**Task statement:** Below are the records; copy each line in them that holds the word "assemblyFile".

**Working data:**
* * *

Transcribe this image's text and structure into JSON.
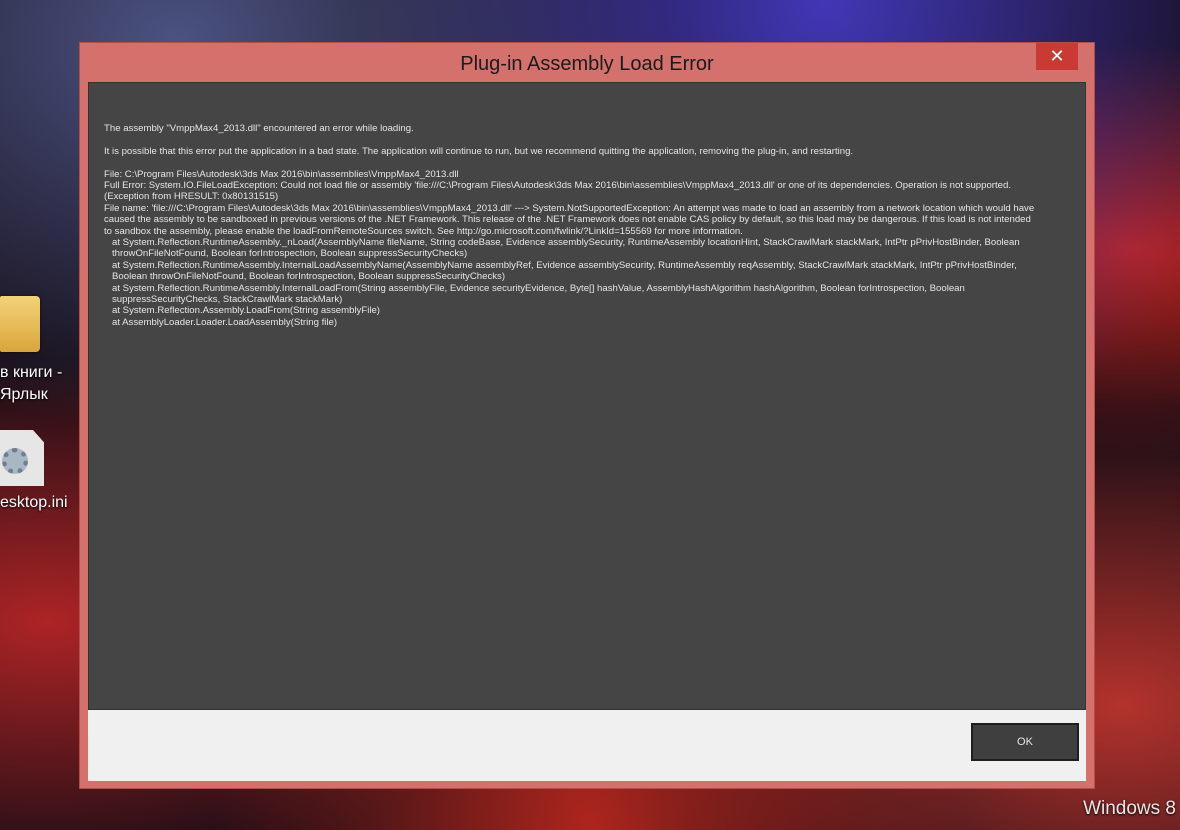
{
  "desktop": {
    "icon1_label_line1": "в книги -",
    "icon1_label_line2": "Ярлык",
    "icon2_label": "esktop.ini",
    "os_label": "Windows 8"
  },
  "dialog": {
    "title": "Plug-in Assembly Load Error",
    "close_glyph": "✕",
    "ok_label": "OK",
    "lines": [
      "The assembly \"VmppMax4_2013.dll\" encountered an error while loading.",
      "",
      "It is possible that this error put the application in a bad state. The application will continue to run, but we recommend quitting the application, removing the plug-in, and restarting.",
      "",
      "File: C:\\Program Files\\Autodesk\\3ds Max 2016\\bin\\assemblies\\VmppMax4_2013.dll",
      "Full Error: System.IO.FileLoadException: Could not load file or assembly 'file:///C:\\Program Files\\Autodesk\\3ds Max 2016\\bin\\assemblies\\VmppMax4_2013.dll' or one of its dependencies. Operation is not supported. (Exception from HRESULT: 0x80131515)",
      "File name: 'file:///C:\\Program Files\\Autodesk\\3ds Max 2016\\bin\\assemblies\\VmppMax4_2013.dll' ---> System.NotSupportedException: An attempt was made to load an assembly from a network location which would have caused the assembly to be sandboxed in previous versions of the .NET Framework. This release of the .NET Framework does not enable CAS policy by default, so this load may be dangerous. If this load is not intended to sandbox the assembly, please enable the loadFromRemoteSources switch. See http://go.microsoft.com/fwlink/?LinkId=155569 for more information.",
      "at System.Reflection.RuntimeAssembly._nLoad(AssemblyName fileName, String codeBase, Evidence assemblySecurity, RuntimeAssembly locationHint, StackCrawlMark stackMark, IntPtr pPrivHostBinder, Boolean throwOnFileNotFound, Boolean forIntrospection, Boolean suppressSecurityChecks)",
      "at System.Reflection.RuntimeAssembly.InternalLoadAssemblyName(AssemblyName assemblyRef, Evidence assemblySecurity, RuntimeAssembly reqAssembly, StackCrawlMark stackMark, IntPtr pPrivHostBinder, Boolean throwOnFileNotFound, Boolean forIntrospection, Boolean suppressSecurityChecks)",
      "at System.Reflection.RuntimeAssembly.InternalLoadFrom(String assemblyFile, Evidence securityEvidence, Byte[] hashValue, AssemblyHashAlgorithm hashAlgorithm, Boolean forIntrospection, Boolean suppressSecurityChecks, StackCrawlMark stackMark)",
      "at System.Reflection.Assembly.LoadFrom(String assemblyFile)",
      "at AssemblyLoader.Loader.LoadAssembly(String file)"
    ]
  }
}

* * *

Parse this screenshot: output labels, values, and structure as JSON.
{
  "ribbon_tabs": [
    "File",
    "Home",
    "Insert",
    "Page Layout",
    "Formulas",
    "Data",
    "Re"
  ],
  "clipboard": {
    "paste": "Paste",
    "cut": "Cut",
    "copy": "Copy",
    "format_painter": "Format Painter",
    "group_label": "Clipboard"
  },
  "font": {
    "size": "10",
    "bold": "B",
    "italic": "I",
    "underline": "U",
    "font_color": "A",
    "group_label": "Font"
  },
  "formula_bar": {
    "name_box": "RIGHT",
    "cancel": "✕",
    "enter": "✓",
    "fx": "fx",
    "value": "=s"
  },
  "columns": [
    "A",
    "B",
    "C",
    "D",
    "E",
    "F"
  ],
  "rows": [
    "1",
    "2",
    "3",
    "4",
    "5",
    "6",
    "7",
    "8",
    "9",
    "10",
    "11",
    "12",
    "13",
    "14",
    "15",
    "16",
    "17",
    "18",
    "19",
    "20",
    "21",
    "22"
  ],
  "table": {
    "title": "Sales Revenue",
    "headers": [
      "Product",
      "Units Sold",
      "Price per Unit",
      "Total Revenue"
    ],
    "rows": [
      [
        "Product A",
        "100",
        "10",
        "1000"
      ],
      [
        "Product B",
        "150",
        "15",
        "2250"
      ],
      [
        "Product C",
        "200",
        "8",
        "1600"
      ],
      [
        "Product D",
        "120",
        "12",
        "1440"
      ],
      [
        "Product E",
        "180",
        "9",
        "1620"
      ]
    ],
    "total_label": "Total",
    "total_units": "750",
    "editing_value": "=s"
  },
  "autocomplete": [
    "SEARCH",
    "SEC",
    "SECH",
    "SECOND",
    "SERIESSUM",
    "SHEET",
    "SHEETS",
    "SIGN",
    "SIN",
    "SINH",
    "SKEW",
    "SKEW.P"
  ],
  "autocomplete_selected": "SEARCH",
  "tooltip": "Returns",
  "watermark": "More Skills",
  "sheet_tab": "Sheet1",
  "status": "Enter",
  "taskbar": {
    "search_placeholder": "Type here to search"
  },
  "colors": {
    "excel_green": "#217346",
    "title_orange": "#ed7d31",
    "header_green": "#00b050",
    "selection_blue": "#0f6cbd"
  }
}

* * *

**Result for this task:**
      "at System.Reflection.RuntimeAssembly.InternalLoadFrom(String assemblyFile, Evidence securityEvidence, Byte[] hashValue, AssemblyHashAlgorithm hashAlgorithm, Boolean forIntrospection, Boolean suppressSecurityChecks, StackCrawlMark stackMark)",
      "at System.Reflection.Assembly.LoadFrom(String assemblyFile)",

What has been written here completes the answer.